* [Direction]: Wherever the word "以后继续互道早晚安" appears in a line, copy that line.

# start of Material for this task

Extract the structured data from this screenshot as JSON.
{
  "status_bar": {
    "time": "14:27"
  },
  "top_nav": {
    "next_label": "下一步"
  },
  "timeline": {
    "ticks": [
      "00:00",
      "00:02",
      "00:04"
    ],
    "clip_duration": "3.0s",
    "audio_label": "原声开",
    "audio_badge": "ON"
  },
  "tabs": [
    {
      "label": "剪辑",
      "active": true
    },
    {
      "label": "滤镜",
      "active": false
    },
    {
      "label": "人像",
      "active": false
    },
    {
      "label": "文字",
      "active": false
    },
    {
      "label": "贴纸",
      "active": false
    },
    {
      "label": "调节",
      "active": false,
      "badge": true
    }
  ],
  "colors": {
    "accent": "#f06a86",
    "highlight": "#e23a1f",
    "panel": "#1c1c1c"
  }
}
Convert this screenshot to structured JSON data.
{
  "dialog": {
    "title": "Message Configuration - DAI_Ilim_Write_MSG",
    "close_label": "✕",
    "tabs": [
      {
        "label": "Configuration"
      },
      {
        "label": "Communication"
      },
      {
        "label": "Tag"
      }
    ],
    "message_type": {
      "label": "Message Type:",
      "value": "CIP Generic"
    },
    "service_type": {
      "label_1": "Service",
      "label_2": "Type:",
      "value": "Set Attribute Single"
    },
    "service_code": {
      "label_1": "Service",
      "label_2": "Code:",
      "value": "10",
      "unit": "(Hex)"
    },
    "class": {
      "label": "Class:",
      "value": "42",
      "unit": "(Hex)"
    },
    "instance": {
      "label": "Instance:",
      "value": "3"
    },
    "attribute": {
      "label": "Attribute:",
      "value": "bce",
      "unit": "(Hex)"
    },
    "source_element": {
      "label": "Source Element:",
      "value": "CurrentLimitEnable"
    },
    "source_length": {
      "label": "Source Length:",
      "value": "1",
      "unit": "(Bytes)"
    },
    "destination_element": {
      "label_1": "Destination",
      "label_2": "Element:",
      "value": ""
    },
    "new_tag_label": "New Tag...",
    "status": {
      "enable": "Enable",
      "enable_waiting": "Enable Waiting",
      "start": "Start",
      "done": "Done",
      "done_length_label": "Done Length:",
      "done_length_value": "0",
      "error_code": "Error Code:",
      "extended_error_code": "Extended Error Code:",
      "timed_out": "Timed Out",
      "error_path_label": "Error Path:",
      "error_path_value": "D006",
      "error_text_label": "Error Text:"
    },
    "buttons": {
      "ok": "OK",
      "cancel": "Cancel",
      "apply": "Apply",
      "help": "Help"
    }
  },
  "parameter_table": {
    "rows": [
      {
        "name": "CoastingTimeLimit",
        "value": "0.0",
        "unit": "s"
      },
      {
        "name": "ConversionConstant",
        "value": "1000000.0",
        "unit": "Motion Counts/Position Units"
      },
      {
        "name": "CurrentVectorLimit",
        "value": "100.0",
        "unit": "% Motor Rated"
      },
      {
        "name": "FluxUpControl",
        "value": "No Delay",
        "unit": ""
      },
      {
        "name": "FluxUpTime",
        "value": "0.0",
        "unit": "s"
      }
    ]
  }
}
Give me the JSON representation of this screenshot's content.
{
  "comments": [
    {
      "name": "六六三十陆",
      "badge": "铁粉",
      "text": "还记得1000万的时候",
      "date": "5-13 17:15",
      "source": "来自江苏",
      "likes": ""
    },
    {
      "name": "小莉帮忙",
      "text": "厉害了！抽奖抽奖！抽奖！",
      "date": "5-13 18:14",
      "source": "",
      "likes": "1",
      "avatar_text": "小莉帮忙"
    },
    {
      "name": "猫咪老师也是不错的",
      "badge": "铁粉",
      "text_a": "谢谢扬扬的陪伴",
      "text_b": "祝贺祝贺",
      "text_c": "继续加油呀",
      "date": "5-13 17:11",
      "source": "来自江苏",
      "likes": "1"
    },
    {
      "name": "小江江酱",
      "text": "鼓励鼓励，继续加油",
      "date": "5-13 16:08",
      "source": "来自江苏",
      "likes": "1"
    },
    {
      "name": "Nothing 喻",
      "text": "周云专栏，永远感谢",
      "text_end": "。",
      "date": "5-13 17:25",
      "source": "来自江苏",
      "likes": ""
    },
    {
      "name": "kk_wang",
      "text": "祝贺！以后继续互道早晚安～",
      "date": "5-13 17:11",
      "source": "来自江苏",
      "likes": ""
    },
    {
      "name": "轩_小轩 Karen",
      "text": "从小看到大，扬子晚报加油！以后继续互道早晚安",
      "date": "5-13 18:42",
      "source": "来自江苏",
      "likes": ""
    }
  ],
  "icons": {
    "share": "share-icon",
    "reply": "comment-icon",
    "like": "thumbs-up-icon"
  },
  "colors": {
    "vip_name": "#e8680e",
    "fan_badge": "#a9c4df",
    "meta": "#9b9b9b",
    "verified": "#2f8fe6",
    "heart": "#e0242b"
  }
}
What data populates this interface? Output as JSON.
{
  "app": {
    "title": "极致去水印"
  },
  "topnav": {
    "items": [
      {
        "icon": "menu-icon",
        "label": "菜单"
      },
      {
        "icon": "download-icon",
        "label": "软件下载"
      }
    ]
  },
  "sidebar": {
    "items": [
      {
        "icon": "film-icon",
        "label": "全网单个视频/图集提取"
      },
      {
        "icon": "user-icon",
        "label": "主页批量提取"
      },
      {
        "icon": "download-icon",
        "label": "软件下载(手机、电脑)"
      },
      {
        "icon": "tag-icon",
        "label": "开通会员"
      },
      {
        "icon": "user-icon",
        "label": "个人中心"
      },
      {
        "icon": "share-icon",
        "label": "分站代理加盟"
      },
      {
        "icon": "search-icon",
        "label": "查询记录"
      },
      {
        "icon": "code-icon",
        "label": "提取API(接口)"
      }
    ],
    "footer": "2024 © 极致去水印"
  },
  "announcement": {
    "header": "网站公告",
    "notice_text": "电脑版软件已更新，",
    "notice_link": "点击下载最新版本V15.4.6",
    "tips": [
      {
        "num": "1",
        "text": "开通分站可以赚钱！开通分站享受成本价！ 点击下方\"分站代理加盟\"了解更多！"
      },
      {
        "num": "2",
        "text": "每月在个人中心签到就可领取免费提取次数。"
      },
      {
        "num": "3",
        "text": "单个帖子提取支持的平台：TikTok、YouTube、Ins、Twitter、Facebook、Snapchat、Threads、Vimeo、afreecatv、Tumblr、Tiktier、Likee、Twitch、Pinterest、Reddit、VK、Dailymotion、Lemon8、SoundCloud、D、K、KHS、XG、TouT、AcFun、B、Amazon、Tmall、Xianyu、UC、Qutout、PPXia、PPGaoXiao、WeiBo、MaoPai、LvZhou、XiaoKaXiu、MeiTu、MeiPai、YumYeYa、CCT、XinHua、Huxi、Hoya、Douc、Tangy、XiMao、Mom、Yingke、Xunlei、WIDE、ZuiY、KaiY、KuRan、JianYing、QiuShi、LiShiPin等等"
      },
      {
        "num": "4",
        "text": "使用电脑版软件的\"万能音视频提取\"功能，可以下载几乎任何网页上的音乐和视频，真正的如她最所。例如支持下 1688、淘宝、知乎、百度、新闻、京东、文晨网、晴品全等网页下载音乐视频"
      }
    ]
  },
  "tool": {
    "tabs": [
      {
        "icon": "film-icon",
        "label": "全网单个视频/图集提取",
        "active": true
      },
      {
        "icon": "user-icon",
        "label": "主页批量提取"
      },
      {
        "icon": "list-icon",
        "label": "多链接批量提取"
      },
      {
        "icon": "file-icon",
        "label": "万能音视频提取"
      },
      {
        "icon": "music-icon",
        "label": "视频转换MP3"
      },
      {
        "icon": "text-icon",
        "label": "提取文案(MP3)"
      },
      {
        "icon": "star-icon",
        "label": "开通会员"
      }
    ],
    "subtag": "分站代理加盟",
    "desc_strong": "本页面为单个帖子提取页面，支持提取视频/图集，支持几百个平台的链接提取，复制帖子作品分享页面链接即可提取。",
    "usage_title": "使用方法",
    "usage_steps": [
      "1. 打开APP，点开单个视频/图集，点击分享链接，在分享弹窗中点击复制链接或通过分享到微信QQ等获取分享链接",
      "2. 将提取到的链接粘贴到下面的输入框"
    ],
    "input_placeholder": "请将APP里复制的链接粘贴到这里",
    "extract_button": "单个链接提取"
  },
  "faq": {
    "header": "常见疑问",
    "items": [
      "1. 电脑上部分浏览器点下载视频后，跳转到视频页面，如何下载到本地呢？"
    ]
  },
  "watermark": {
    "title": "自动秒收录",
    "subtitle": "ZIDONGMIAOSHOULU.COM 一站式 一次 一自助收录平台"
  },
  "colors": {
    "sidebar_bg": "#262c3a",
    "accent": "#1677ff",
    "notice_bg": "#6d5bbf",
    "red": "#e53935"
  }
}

# end of Material for this task

* [Response for this exercise]:
      "text": "祝贺！以后继续互道早晚安～",
      "text": "从小看到大，扬子晚报加油！以后继续互道早晚安",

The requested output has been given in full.